[Stored items]
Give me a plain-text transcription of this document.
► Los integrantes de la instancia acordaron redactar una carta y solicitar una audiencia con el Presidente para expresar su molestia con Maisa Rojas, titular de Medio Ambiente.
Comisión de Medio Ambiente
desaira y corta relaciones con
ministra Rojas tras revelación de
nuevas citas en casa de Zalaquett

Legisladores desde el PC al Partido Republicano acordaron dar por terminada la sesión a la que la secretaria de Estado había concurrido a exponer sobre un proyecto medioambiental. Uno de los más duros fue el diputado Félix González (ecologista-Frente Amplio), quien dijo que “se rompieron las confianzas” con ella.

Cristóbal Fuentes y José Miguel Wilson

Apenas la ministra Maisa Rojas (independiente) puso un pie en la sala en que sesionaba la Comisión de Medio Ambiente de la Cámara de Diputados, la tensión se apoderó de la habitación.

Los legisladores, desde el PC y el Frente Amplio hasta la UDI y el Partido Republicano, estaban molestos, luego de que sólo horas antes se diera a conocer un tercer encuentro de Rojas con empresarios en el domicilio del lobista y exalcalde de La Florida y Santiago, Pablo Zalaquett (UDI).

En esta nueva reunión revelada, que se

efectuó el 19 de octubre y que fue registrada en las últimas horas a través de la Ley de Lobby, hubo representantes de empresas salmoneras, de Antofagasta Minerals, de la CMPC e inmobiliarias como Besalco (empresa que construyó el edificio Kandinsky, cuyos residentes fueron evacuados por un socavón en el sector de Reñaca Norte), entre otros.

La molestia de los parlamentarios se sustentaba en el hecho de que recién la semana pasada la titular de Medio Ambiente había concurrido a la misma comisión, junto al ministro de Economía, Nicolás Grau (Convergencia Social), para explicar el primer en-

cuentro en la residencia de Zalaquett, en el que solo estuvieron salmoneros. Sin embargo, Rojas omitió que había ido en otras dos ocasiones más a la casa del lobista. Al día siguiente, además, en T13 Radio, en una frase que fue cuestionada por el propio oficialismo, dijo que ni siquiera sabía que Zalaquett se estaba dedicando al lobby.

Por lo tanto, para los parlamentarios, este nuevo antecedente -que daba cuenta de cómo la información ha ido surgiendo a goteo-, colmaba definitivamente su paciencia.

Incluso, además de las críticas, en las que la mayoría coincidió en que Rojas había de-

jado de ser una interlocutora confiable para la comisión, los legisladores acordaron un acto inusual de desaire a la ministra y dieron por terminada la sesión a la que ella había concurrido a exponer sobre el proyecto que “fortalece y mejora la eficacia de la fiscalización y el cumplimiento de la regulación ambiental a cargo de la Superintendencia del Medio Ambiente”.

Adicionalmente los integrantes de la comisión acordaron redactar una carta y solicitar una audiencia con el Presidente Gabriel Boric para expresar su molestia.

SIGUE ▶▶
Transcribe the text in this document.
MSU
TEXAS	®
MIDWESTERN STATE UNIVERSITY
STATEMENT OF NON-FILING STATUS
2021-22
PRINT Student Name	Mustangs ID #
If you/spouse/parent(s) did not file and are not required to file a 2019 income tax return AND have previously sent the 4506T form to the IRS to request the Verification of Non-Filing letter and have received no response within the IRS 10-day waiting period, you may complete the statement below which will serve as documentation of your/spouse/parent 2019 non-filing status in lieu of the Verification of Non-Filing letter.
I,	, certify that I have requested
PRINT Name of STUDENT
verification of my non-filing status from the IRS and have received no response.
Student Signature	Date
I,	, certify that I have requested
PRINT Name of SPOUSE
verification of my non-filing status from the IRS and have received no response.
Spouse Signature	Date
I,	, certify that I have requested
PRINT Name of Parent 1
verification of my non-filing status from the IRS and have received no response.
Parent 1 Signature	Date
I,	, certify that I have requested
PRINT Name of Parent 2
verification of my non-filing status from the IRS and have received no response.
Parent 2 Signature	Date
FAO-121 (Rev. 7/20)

Your objective
Every line of the listing that holds "redactar" is to be counted; give only the resulting number.

Right answer
2